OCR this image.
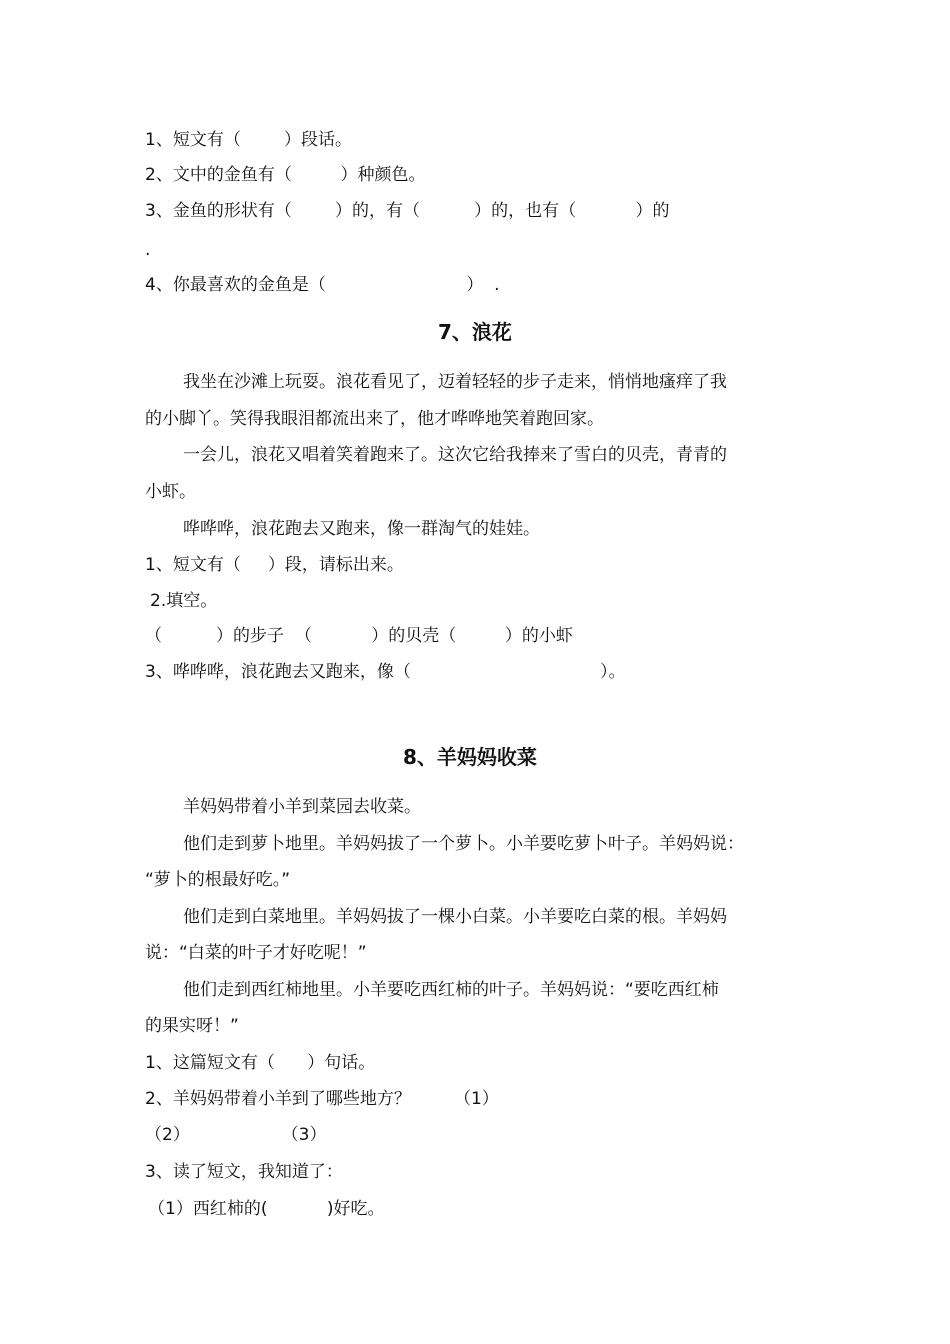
1、短文有（        ）段话。
2、文中的金鱼有（         ）种颜色。
3、金鱼的形状有（        ）的，有（          ）的，也有（           ）的
.
4、你最喜欢的金鱼是（                          ）  .
7、浪花
我坐在沙滩上玩耍。浪花看见了，迈着轻轻的步子走来，悄悄地瘙痒了我
的小脚丫。笑得我眼泪都流出来了，他才哗哗地笑着跑回家。
一会儿，浪花又唱着笑着跑来了。这次它给我捧来了雪白的贝壳，青青的
小虾。
哗哗哗，浪花跑去又跑来，像一群淘气的娃娃。
1、短文有（     ）段，请标出来。
2.填空。
（          ）的步子  （           ）的贝壳（         ）的小虾
3、哗哗哗，浪花跑去又跑来，像（                                   ）。
8、羊妈妈收菜
羊妈妈带着小羊到菜园去收菜。
他们走到萝卜地里。羊妈妈拔了一个萝卜。小羊要吃萝卜叶子。羊妈妈说：
“萝卜的根最好吃。”
他们走到白菜地里。羊妈妈拔了一棵小白菜。小羊要吃白菜的根。羊妈妈
说：“白菜的叶子才好吃呢！”
他们走到西红柿地里。小羊要吃西红柿的叶子。羊妈妈说：“要吃西红柿
的果实呀！”
1、这篇短文有（      ）句话。
2、羊妈妈带着小羊到了哪些地方？        （1）
（2）                 （3）
3、读了短文，我知道了：
（1）西红柿的(           )好吃。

---

* _Exercise brief_:
Without including any picture, retype the entries exactly.

* _The solution_:
OCR this image.
1、短文有（        ）段话。
2、文中的金鱼有（         ）种颜色。
3、金鱼的形状有（        ）的，有（          ）的，也有（           ）的
.
4、你最喜欢的金鱼是（                          ）  .
7、浪花
我坐在沙滩上玩耍。浪花看见了，迈着轻轻的步子走来，悄悄地瘙痒了我
的小脚丫。笑得我眼泪都流出来了，他才哗哗地笑着跑回家。
一会儿，浪花又唱着笑着跑来了。这次它给我捧来了雪白的贝壳，青青的
小虾。
哗哗哗，浪花跑去又跑来，像一群淘气的娃娃。
1、短文有（     ）段，请标出来。
2.填空。
（          ）的步子  （           ）的贝壳（         ）的小虾
3、哗哗哗，浪花跑去又跑来，像（                                   ）。
8、羊妈妈收菜
羊妈妈带着小羊到菜园去收菜。
他们走到萝卜地里。羊妈妈拔了一个萝卜。小羊要吃萝卜叶子。羊妈妈说：
“萝卜的根最好吃。”
他们走到白菜地里。羊妈妈拔了一棵小白菜。小羊要吃白菜的根。羊妈妈
说：“白菜的叶子才好吃呢！”
他们走到西红柿地里。小羊要吃西红柿的叶子。羊妈妈说：“要吃西红柿
的果实呀！”
1、这篇短文有（      ）句话。
2、羊妈妈带着小羊到了哪些地方？        （1）
（2）                 （3）
3、读了短文，我知道了：
（1）西红柿的(           )好吃。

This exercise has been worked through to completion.